§ **Written problem**
Search the listing below for the word "point" and copy each line that holds it.

## Start Data in this exercise

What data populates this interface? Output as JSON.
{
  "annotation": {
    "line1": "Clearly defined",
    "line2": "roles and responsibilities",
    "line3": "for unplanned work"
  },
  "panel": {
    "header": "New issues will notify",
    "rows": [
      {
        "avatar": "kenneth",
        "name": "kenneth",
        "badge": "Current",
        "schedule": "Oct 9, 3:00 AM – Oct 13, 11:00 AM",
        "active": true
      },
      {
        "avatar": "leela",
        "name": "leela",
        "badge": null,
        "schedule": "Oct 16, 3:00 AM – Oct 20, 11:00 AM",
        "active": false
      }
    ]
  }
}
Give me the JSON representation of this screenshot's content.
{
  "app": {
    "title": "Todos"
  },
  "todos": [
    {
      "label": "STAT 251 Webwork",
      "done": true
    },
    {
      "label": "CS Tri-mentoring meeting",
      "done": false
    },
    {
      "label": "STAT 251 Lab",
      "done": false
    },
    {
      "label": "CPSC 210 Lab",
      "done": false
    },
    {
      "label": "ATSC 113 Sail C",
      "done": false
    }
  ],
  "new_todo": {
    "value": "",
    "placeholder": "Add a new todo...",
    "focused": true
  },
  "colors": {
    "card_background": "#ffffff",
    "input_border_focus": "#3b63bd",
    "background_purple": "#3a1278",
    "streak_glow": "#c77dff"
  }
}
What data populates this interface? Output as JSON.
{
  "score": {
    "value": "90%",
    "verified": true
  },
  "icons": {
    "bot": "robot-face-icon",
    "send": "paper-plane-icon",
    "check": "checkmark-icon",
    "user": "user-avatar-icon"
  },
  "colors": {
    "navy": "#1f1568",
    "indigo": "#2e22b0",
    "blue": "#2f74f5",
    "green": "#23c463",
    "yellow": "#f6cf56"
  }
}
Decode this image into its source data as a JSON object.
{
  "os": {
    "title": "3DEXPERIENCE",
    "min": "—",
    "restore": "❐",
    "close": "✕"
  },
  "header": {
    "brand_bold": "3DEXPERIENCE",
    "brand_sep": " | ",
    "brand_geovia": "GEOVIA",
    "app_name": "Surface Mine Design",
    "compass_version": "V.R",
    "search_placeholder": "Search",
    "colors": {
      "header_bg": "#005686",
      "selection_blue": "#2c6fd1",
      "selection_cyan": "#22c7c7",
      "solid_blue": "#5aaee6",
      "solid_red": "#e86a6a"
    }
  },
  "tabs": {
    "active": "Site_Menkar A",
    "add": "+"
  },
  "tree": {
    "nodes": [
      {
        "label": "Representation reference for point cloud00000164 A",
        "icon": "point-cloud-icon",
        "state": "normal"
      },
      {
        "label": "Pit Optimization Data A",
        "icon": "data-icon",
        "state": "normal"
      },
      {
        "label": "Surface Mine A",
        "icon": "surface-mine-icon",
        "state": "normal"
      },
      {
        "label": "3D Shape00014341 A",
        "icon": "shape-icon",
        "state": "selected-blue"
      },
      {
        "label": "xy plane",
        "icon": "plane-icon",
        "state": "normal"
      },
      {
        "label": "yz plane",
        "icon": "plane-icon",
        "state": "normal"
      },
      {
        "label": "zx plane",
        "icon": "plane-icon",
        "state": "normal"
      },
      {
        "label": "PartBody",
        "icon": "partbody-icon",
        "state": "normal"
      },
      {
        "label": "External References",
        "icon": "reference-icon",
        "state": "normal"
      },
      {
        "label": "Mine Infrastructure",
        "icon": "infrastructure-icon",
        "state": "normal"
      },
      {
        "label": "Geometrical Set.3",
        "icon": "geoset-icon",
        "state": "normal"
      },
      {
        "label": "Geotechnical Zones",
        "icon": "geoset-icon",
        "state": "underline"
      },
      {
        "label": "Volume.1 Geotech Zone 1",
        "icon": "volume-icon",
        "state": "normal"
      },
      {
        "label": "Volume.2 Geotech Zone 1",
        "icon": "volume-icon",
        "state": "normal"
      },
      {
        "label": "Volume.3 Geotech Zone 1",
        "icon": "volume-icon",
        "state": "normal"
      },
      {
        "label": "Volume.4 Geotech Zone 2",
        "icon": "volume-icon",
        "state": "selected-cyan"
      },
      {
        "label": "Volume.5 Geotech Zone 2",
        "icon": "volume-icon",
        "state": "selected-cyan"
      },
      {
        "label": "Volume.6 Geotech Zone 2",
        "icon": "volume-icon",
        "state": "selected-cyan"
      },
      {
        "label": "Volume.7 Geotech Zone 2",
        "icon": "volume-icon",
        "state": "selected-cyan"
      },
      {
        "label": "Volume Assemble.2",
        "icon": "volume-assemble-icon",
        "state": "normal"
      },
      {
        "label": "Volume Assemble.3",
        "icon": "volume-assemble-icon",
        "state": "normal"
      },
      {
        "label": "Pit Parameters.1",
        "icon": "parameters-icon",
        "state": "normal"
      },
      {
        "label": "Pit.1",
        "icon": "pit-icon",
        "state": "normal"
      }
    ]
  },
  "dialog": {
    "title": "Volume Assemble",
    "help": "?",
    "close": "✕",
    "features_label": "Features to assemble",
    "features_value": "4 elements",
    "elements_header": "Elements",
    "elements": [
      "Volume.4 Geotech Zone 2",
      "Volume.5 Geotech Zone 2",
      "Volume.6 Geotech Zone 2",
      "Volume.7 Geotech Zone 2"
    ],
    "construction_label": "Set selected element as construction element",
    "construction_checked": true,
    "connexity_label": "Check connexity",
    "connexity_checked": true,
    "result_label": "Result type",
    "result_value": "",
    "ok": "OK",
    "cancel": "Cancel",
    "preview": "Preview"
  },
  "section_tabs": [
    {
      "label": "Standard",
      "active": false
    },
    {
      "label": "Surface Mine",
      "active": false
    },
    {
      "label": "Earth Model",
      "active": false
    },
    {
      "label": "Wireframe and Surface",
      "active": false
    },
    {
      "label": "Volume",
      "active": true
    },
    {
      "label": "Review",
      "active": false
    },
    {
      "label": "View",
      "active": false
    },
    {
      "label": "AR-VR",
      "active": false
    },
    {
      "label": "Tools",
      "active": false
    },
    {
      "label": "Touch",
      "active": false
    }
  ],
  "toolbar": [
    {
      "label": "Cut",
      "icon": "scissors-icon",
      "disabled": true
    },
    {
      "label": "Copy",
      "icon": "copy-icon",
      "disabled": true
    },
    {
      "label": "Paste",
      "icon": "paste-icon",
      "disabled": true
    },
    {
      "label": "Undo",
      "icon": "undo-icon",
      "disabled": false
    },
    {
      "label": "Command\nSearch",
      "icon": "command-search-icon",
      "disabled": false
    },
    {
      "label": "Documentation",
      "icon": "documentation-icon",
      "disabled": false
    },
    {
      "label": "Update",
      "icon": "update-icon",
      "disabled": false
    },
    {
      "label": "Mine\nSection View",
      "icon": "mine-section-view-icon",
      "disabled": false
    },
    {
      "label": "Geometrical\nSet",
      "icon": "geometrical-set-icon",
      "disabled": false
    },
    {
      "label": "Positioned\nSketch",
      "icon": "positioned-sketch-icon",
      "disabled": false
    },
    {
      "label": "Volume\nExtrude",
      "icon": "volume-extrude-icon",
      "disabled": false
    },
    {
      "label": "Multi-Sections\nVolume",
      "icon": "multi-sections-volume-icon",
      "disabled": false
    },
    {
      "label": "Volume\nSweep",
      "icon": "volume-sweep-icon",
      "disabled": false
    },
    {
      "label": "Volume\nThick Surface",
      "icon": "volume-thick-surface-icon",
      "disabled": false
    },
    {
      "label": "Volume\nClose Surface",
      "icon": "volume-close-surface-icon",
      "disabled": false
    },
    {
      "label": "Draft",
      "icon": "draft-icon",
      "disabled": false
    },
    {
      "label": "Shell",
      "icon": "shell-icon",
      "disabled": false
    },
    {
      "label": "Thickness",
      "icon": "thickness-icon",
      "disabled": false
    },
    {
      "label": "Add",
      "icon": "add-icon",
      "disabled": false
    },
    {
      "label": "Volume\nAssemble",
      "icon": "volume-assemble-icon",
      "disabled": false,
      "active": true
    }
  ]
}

## End Data in this exercise

§ **Output of the task**
        "label": "Representation reference for point cloud00000164 A",
        "icon": "point-cloud-icon",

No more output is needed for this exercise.